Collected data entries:
+++++
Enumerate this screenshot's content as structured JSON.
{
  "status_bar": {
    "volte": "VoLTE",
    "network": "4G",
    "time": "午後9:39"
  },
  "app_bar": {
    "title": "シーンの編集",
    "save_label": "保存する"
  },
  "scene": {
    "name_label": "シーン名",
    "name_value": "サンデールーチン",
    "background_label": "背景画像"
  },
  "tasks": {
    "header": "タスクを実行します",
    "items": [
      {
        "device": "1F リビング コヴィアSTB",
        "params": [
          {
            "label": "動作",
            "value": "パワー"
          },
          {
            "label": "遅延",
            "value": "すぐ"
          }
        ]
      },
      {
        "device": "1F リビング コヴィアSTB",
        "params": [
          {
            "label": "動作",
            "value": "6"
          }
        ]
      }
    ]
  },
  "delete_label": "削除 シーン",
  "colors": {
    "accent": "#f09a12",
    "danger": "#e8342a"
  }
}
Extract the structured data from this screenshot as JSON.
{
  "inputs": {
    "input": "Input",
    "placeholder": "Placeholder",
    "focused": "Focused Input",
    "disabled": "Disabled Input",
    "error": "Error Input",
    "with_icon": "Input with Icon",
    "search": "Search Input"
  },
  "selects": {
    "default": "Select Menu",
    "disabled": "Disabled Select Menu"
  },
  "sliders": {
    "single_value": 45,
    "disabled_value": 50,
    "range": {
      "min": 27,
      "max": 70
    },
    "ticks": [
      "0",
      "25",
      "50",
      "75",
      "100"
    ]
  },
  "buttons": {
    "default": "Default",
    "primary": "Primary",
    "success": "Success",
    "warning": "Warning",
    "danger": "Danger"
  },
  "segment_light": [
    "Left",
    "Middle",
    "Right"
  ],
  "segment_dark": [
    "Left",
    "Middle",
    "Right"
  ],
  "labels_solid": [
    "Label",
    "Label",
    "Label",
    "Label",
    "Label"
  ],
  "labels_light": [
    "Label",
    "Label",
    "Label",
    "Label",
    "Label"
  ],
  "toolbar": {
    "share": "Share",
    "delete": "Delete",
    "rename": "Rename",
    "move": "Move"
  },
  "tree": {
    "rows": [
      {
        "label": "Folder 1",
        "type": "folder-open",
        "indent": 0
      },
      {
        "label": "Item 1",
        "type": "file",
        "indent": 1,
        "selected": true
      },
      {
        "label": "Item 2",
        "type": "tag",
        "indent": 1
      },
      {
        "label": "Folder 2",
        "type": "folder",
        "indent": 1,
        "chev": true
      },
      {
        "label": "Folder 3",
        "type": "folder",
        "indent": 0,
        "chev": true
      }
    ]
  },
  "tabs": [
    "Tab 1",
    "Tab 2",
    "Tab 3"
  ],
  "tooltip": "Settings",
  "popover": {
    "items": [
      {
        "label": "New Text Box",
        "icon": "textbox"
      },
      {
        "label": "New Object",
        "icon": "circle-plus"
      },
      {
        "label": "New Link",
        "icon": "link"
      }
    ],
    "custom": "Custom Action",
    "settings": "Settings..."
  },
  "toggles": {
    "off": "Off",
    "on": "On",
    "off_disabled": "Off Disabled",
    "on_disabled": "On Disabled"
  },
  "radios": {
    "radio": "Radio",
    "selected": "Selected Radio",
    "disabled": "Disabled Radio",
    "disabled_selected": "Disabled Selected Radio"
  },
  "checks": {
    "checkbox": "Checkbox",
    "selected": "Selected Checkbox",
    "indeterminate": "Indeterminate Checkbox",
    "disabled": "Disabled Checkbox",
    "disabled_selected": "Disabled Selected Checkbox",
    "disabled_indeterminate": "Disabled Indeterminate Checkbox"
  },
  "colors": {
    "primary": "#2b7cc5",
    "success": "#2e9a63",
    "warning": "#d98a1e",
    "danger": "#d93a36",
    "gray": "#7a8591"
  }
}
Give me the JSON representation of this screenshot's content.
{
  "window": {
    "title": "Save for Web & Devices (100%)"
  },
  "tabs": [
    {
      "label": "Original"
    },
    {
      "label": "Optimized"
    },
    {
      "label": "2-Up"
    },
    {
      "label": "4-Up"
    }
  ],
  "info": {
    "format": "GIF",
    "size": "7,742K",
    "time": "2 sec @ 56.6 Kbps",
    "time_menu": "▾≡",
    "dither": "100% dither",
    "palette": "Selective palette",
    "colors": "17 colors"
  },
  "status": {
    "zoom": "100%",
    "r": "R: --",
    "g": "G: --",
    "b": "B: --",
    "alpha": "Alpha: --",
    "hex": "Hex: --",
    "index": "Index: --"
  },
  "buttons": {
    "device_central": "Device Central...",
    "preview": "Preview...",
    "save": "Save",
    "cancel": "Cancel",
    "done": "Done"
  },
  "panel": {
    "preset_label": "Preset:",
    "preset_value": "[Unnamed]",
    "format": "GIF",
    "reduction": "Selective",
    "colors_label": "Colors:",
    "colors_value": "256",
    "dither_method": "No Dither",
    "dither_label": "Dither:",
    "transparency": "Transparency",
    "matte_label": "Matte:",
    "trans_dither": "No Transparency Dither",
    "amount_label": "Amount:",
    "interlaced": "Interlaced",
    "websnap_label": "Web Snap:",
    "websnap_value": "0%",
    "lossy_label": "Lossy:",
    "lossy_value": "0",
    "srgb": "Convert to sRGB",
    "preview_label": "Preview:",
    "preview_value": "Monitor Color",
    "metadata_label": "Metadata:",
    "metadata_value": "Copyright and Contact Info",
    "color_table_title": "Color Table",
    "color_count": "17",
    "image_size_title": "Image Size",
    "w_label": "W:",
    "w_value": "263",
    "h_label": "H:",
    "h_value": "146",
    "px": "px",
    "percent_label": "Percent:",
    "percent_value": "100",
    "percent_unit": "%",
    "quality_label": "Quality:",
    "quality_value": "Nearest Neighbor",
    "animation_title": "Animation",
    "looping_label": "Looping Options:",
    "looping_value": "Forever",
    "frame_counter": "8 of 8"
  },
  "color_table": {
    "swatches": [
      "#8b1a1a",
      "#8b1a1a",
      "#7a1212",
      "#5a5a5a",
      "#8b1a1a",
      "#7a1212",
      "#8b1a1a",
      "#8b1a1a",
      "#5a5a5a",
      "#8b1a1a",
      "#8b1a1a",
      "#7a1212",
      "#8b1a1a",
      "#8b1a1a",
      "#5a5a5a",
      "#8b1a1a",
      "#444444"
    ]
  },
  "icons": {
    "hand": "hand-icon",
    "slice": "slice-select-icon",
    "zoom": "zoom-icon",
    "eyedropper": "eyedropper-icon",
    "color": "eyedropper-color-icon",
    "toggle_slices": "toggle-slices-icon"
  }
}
+++++
Your objective: Give nothing but the number of lines containing the string "eyedropper".

Solution for this problem: 2